TASK DESCRIPTION ->
Please write out the material that follows, exactly as it stands.

INFORMATION SUPPLIED ->

begin

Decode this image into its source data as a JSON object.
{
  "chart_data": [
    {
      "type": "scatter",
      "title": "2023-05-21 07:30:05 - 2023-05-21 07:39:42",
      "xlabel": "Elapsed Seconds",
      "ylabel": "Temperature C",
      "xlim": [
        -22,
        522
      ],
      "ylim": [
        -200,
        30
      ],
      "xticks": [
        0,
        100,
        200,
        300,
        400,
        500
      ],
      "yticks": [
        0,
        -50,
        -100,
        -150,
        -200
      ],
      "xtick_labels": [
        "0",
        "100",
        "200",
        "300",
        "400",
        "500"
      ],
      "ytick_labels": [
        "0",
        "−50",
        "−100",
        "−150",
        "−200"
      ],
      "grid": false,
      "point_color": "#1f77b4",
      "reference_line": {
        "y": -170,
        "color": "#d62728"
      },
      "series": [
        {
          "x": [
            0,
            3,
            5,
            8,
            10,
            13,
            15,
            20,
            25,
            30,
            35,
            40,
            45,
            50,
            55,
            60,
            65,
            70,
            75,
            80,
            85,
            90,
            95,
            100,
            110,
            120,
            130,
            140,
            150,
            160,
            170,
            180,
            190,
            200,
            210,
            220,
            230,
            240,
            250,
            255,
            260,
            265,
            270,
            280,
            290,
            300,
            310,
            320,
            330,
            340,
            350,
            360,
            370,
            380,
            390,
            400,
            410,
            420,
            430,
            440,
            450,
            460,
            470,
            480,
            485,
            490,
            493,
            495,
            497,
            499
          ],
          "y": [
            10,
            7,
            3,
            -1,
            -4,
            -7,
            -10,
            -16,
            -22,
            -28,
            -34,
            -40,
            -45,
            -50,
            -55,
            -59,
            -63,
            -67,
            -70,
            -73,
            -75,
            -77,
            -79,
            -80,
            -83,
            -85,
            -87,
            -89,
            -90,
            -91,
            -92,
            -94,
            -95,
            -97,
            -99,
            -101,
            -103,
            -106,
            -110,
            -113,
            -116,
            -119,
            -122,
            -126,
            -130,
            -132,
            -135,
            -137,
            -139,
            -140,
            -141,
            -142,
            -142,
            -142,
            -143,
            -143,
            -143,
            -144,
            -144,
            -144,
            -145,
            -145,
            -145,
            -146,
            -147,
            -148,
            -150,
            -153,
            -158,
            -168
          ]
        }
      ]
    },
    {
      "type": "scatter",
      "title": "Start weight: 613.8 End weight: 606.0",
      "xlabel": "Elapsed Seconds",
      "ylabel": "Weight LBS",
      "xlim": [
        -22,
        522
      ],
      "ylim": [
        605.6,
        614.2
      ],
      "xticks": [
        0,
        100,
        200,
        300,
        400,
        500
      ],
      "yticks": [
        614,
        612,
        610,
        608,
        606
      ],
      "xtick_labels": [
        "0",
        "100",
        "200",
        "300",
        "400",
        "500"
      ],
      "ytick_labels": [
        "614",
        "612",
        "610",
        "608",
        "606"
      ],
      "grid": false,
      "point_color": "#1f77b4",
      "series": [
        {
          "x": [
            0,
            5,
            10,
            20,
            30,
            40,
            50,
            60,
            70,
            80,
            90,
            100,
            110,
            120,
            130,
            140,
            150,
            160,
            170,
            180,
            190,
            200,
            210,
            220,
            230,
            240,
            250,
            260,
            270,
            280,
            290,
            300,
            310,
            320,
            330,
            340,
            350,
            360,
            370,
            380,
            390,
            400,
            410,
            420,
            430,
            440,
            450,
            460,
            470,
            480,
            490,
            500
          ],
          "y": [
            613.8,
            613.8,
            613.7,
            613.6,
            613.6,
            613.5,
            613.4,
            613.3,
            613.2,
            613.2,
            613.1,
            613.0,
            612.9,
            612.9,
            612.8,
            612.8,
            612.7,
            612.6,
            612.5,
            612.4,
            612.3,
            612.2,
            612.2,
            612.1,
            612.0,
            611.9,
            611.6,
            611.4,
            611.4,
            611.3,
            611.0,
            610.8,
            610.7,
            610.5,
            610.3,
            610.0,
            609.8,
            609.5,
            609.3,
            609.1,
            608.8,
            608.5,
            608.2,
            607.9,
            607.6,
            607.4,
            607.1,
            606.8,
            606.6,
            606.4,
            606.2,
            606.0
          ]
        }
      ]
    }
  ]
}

end

RESPONSE TO THIS EXERCISE ->
Decode this image into its source data as a JSON object.
{
  "chart_data": [
    {
      "type": "scatter",
      "title": "2023-05-21 07:30:05 - 2023-05-21 07:39:42",
      "xlabel": "Elapsed Seconds",
      "ylabel": "Temperature C",
      "xlim": [
        -22,
        522
      ],
      "ylim": [
        -200,
        30
      ],
      "xticks": [
        0,
        100,
        200,
        300,
        400,
        500
      ],
      "yticks": [
        0,
        -50,
        -100,
        -150,
        -200
      ],
      "xtick_labels": [
        "0",
        "100",
        "200",
        "300",
        "400",
        "500"
      ],
      "ytick_labels": [
        "0",
        "−50",
        "−100",
        "−150",
        "−200"
      ],
      "grid": false,
      "point_color": "#1f77b4",
      "reference_line": {
        "y": -170,
        "color": "#d62728"
      },
      "series": [
        {
          "x": [
            0,
            3,
            5,
            8,
            10,
            13,
            15,
            20,
            25,
            30,
            35,
            40,
            45,
            50,
            55,
            60,
            65,
            70,
            75,
            80,
            85,
            90,
            95,
            100,
            110,
            120,
            130,
            140,
            150,
            160,
            170,
            180,
            190,
            200,
            210,
            220,
            230,
            240,
            250,
            255,
            260,
            265,
            270,
            280,
            290,
            300,
            310,
            320,
            330,
            340,
            350,
            360,
            370,
            380,
            390,
            400,
            410,
            420,
            430,
            440,
            450,
            460,
            470,
            480,
            485,
            490,
            493,
            495,
            497,
            499
          ],
          "y": [
            10,
            7,
            3,
            -1,
            -4,
            -7,
            -10,
            -16,
            -22,
            -28,
            -34,
            -40,
            -45,
            -50,
            -55,
            -59,
            -63,
            -67,
            -70,
            -73,
            -75,
            -77,
            -79,
            -80,
            -83,
            -85,
            -87,
            -89,
            -90,
            -91,
            -92,
            -94,
            -95,
            -97,
            -99,
            -101,
            -103,
            -106,
            -110,
            -113,
            -116,
            -119,
            -122,
            -126,
            -130,
            -132,
            -135,
            -137,
            -139,
            -140,
            -141,
            -142,
            -142,
            -142,
            -143,
            -143,
            -143,
            -144,
            -144,
            -144,
            -145,
            -145,
            -145,
            -146,
            -147,
            -148,
            -150,
            -153,
            -158,
            -168
          ]
        }
      ]
    },
    {
      "type": "scatter",
      "title": "Start weight: 613.8 End weight: 606.0",
      "xlabel": "Elapsed Seconds",
      "ylabel": "Weight LBS",
      "xlim": [
        -22,
        522
      ],
      "ylim": [
        605.6,
        614.2
      ],
      "xticks": [
        0,
        100,
        200,
        300,
        400,
        500
      ],
      "yticks": [
        614,
        612,
        610,
        608,
        606
      ],
      "xtick_labels": [
        "0",
        "100",
        "200",
        "300",
        "400",
        "500"
      ],
      "ytick_labels": [
        "614",
        "612",
        "610",
        "608",
        "606"
      ],
      "grid": false,
      "point_color": "#1f77b4",
      "series": [
        {
          "x": [
            0,
            5,
            10,
            20,
            30,
            40,
            50,
            60,
            70,
            80,
            90,
            100,
            110,
            120,
            130,
            140,
            150,
            160,
            170,
            180,
            190,
            200,
            210,
            220,
            230,
            240,
            250,
            260,
            270,
            280,
            290,
            300,
            310,
            320,
            330,
            340,
            350,
            360,
            370,
            380,
            390,
            400,
            410,
            420,
            430,
            440,
            450,
            460,
            470,
            480,
            490,
            500
          ],
          "y": [
            613.8,
            613.8,
            613.7,
            613.6,
            613.6,
            613.5,
            613.4,
            613.3,
            613.2,
            613.2,
            613.1,
            613.0,
            612.9,
            612.9,
            612.8,
            612.8,
            612.7,
            612.6,
            612.5,
            612.4,
            612.3,
            612.2,
            612.2,
            612.1,
            612.0,
            611.9,
            611.6,
            611.4,
            611.4,
            611.3,
            611.0,
            610.8,
            610.7,
            610.5,
            610.3,
            610.0,
            609.8,
            609.5,
            609.3,
            609.1,
            608.8,
            608.5,
            608.2,
            607.9,
            607.6,
            607.4,
            607.1,
            606.8,
            606.6,
            606.4,
            606.2,
            606.0
          ]
        }
      ]
    }
  ]
}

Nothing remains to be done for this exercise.